• Dataset extract:
↓

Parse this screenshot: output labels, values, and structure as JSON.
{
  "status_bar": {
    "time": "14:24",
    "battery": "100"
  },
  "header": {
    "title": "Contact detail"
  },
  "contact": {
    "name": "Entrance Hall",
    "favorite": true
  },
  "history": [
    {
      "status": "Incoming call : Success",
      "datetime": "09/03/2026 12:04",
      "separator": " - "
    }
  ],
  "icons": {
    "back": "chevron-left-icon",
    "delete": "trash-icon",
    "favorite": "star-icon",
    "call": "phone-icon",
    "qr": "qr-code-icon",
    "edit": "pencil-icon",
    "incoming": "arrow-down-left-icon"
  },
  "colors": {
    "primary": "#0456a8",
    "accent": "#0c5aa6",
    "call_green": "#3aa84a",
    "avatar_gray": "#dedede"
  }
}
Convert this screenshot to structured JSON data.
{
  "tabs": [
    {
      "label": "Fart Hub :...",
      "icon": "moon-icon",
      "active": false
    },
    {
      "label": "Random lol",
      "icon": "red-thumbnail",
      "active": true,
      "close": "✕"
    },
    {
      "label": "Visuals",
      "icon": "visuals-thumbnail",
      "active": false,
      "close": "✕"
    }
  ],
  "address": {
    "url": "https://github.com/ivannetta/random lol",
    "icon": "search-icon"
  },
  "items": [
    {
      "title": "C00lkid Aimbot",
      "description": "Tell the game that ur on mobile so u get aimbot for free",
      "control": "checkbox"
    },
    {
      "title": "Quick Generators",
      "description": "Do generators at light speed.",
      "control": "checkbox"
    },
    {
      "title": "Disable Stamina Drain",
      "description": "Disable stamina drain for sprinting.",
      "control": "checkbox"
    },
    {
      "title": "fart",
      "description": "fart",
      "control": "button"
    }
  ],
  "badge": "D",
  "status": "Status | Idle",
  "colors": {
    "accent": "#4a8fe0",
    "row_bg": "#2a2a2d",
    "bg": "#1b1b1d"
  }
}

↑

• Requirement: Starting at the line that contains "Convert this screenshot", quote each remaining line of the entries above, unchanged.

• Response to this task:
Convert this screenshot to structured JSON data.
{
  "tabs": [
    {
      "label": "Fart Hub :...",
      "icon": "moon-icon",
      "active": false
    },
    {
      "label": "Random lol",
      "icon": "red-thumbnail",
      "active": true,
      "close": "✕"
    },
    {
      "label": "Visuals",
      "icon": "visuals-thumbnail",
      "active": false,
      "close": "✕"
    }
  ],
  "address": {
    "url": "https://github.com/ivannetta/random lol",
    "icon": "search-icon"
  },
  "items": [
    {
      "title": "C00lkid Aimbot",
      "description": "Tell the game that ur on mobile so u get aimbot for free",
      "control": "checkbox"
    },
    {
      "title": "Quick Generators",
      "description": "Do generators at light speed.",
      "control": "checkbox"
    },
    {
      "title": "Disable Stamina Drain",
      "description": "Disable stamina drain for sprinting.",
      "control": "checkbox"
    },
    {
      "title": "fart",
      "description": "fart",
      "control": "button"
    }
  ],
  "badge": "D",
  "status": "Status | Idle",
  "colors": {
    "accent": "#4a8fe0",
    "row_bg": "#2a2a2d",
    "bg": "#1b1b1d"
  }
}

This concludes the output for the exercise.